*Supplied material*
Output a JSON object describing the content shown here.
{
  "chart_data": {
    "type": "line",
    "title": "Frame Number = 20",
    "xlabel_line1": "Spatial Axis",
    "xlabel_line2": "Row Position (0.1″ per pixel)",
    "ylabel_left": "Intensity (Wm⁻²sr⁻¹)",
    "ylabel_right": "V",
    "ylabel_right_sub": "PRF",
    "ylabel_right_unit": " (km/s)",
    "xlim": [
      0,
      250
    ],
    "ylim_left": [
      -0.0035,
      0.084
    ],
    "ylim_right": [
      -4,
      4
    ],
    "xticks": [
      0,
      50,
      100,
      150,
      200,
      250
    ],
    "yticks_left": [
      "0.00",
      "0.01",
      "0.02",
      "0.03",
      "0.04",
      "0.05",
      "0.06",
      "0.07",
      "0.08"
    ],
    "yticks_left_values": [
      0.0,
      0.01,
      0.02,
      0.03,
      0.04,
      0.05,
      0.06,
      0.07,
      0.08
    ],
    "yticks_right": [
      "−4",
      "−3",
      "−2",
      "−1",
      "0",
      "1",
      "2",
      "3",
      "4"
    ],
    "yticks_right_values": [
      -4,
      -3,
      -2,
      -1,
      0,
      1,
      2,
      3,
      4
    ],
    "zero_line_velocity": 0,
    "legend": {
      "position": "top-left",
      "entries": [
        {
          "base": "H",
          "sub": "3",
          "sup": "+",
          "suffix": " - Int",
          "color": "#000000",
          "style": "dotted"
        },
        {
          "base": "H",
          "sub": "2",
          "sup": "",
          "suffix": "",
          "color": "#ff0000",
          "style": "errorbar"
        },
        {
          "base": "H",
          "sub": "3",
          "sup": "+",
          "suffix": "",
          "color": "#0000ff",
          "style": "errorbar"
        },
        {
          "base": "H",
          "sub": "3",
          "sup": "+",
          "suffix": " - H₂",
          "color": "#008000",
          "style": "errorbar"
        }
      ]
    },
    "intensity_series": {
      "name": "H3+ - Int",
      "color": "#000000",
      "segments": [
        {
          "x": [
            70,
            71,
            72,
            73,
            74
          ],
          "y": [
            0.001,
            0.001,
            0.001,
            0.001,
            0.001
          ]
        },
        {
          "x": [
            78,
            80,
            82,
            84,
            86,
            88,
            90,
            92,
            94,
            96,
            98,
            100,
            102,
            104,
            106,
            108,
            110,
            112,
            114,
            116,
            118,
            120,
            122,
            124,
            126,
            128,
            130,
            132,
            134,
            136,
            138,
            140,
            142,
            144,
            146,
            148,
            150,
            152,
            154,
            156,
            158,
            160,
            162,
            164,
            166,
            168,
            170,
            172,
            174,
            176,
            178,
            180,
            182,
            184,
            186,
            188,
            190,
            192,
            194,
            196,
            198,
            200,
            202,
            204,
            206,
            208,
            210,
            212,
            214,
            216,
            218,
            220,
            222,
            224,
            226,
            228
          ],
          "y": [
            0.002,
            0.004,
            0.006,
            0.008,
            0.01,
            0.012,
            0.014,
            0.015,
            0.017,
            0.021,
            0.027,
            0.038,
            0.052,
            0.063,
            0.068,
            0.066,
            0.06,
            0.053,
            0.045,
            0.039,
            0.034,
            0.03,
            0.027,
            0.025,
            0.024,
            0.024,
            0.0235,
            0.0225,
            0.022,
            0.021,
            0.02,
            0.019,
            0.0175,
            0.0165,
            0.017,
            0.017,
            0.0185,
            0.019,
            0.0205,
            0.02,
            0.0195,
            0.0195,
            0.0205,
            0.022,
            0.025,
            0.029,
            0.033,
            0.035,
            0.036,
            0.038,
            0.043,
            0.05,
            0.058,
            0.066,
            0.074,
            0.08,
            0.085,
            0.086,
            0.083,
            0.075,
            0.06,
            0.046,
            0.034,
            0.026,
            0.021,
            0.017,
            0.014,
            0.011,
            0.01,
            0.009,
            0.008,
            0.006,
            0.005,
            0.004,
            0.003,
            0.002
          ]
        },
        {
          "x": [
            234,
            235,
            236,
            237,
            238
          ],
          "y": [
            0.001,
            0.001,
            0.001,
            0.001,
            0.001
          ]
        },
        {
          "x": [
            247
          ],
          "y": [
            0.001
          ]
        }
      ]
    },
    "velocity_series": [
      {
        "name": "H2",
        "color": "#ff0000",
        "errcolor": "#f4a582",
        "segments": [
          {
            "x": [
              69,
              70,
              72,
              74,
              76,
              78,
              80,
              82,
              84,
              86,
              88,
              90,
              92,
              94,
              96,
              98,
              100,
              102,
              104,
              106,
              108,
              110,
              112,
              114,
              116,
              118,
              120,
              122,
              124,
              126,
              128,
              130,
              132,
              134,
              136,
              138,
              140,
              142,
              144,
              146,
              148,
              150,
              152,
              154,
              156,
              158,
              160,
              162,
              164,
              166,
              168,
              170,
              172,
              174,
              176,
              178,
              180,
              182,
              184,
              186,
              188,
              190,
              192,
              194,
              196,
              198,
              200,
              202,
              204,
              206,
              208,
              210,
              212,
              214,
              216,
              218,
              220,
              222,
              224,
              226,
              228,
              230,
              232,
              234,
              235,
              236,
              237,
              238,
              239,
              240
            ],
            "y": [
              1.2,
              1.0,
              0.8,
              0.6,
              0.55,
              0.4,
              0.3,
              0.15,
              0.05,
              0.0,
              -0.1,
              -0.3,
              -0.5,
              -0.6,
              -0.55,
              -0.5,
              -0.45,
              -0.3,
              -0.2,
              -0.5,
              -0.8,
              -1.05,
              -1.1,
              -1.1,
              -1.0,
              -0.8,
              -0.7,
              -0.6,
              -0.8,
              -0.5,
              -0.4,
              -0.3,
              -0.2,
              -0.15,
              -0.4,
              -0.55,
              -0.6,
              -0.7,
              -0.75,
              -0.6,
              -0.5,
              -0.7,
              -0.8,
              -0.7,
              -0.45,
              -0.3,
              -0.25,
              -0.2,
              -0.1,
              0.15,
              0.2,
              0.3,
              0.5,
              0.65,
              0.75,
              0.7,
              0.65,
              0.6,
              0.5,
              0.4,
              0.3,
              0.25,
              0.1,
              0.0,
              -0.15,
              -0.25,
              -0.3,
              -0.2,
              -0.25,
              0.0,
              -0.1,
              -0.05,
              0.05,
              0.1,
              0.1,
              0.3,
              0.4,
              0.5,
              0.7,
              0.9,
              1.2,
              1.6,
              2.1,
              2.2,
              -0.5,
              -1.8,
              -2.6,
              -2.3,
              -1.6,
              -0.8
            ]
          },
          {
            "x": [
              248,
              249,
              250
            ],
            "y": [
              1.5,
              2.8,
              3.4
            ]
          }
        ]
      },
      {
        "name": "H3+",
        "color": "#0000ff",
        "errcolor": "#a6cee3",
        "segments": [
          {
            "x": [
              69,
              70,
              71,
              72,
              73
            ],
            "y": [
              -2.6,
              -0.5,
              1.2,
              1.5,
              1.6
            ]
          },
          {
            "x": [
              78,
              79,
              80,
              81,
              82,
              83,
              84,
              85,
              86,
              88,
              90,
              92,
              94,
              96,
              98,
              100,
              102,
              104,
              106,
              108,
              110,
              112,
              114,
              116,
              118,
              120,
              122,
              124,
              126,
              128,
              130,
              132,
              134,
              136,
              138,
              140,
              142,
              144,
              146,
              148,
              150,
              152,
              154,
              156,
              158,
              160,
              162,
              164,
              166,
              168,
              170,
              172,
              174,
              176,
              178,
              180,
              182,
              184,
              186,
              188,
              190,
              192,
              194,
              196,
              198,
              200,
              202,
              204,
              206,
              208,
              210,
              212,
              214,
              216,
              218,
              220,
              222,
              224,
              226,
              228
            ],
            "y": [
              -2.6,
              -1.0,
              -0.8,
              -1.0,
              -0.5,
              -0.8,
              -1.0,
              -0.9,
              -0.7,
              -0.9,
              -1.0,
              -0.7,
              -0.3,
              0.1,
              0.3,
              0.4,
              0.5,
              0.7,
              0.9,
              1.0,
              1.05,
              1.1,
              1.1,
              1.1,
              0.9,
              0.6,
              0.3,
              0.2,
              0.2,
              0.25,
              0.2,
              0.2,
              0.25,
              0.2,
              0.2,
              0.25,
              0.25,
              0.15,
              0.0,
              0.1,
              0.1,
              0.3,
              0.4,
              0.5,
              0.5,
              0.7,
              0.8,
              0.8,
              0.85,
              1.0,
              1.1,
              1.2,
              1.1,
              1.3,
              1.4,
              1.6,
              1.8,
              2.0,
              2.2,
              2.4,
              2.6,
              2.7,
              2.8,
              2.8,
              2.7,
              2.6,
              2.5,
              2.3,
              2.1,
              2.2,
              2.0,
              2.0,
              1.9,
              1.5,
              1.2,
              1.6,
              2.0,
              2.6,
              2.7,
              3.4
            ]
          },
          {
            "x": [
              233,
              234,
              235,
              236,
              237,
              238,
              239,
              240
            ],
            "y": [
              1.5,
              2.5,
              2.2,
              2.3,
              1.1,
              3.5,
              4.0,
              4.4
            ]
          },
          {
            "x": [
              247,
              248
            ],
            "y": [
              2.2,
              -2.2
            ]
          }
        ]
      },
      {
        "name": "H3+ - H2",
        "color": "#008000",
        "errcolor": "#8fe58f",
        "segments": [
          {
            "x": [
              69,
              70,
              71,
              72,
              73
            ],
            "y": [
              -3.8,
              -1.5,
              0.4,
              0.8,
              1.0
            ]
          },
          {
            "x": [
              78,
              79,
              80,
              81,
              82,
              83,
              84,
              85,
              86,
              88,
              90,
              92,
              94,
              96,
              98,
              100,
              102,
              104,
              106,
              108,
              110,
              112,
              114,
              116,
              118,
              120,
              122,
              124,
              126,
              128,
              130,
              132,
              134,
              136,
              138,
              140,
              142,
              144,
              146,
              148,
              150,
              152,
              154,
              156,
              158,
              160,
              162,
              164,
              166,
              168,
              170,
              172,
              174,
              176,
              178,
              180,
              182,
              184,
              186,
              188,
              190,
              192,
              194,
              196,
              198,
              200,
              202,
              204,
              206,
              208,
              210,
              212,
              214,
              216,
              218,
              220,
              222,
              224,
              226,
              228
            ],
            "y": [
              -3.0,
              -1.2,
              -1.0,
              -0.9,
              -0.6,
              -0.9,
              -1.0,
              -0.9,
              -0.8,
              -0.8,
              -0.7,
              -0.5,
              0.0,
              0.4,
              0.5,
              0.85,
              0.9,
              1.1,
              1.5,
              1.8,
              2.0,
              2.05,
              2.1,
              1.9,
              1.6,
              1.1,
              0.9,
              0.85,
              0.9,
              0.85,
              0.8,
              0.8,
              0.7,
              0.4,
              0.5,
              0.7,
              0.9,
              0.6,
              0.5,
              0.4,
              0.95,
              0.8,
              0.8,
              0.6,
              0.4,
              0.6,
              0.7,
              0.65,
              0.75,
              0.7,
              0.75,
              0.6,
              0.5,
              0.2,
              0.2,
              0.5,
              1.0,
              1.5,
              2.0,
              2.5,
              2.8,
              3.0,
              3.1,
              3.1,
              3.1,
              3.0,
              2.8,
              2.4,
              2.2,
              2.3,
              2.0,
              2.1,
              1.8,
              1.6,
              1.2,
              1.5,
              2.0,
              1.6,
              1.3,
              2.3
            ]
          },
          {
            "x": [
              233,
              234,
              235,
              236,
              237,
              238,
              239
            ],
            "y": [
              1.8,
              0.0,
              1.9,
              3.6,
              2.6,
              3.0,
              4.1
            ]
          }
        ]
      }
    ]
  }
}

*Brief*
Only the number is needed: state how many lines in the listing contain "errcolor".

*Exercise response*
3